**** EXTRACTED ENTRIES
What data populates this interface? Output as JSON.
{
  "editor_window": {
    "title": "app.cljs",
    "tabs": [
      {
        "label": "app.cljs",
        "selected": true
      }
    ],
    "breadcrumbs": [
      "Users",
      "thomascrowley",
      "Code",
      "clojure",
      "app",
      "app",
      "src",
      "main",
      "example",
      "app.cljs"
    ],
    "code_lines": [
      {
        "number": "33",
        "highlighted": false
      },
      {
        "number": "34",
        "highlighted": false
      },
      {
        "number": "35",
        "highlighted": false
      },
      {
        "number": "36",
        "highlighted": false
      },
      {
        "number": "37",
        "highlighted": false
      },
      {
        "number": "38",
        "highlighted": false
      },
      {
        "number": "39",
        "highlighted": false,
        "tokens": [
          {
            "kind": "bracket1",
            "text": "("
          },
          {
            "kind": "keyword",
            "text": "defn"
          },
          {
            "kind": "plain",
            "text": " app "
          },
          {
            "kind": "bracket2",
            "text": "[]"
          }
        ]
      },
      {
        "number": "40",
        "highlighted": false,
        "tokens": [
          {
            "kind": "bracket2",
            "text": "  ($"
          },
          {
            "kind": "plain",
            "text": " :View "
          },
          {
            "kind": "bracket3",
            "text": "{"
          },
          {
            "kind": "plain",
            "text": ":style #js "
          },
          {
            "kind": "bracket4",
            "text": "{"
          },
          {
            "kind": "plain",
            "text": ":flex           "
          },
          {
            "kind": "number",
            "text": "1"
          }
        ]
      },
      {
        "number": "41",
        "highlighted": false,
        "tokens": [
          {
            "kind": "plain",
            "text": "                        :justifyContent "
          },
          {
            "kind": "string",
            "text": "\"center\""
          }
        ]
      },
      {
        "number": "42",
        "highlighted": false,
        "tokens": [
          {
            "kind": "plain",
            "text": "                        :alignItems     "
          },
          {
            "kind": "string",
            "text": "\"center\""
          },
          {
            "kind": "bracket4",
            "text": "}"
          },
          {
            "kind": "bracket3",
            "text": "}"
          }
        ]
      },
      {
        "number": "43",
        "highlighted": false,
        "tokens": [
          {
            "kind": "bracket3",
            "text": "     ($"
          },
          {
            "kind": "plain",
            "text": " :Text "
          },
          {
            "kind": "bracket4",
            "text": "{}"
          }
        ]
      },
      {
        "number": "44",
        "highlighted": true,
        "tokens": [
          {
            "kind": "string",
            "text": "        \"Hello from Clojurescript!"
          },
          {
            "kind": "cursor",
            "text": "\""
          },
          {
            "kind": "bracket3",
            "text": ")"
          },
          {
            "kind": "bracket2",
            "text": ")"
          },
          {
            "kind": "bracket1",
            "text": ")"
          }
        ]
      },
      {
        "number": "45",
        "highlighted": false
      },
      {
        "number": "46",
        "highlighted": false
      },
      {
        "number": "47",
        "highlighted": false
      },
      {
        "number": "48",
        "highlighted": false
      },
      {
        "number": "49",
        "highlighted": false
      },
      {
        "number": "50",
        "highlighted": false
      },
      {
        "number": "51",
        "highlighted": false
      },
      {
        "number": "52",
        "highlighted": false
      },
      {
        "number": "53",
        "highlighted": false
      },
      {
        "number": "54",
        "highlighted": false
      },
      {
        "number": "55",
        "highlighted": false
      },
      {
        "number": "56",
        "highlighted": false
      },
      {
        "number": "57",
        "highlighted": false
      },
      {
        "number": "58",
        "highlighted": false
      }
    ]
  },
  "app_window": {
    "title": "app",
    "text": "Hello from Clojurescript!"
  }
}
********
WHAT THIS TASK INVOLVES:
Write the entries again, exactly as they stand.

REPLY TO THE EXERCISE:
What data populates this interface? Output as JSON.
{
  "editor_window": {
    "title": "app.cljs",
    "tabs": [
      {
        "label": "app.cljs",
        "selected": true
      }
    ],
    "breadcrumbs": [
      "Users",
      "thomascrowley",
      "Code",
      "clojure",
      "app",
      "app",
      "src",
      "main",
      "example",
      "app.cljs"
    ],
    "code_lines": [
      {
        "number": "33",
        "highlighted": false
      },
      {
        "number": "34",
        "highlighted": false
      },
      {
        "number": "35",
        "highlighted": false
      },
      {
        "number": "36",
        "highlighted": false
      },
      {
        "number": "37",
        "highlighted": false
      },
      {
        "number": "38",
        "highlighted": false
      },
      {
        "number": "39",
        "highlighted": false,
        "tokens": [
          {
            "kind": "bracket1",
            "text": "("
          },
          {
            "kind": "keyword",
            "text": "defn"
          },
          {
            "kind": "plain",
            "text": " app "
          },
          {
            "kind": "bracket2",
            "text": "[]"
          }
        ]
      },
      {
        "number": "40",
        "highlighted": false,
        "tokens": [
          {
            "kind": "bracket2",
            "text": "  ($"
          },
          {
            "kind": "plain",
            "text": " :View "
          },
          {
            "kind": "bracket3",
            "text": "{"
          },
          {
            "kind": "plain",
            "text": ":style #js "
          },
          {
            "kind": "bracket4",
            "text": "{"
          },
          {
            "kind": "plain",
            "text": ":flex           "
          },
          {
            "kind": "number",
            "text": "1"
          }
        ]
      },
      {
        "number": "41",
        "highlighted": false,
        "tokens": [
          {
            "kind": "plain",
            "text": "                        :justifyContent "
          },
          {
            "kind": "string",
            "text": "\"center\""
          }
        ]
      },
      {
        "number": "42",
        "highlighted": false,
        "tokens": [
          {
            "kind": "plain",
            "text": "                        :alignItems     "
          },
          {
            "kind": "string",
            "text": "\"center\""
          },
          {
            "kind": "bracket4",
            "text": "}"
          },
          {
            "kind": "bracket3",
            "text": "}"
          }
        ]
      },
      {
        "number": "43",
        "highlighted": false,
        "tokens": [
          {
            "kind": "bracket3",
            "text": "     ($"
          },
          {
            "kind": "plain",
            "text": " :Text "
          },
          {
            "kind": "bracket4",
            "text": "{}"
          }
        ]
      },
      {
        "number": "44",
        "highlighted": true,
        "tokens": [
          {
            "kind": "string",
            "text": "        \"Hello from Clojurescript!"
          },
          {
            "kind": "cursor",
            "text": "\""
          },
          {
            "kind": "bracket3",
            "text": ")"
          },
          {
            "kind": "bracket2",
            "text": ")"
          },
          {
            "kind": "bracket1",
            "text": ")"
          }
        ]
      },
      {
        "number": "45",
        "highlighted": false
      },
      {
        "number": "46",
        "highlighted": false
      },
      {
        "number": "47",
        "highlighted": false
      },
      {
        "number": "48",
        "highlighted": false
      },
      {
        "number": "49",
        "highlighted": false
      },
      {
        "number": "50",
        "highlighted": false
      },
      {
        "number": "51",
        "highlighted": false
      },
      {
        "number": "52",
        "highlighted": false
      },
      {
        "number": "53",
        "highlighted": false
      },
      {
        "number": "54",
        "highlighted": false
      },
      {
        "number": "55",
        "highlighted": false
      },
      {
        "number": "56",
        "highlighted": false
      },
      {
        "number": "57",
        "highlighted": false
      },
      {
        "number": "58",
        "highlighted": false
      }
    ]
  },
  "app_window": {
    "title": "app",
    "text": "Hello from Clojurescript!"
  }
}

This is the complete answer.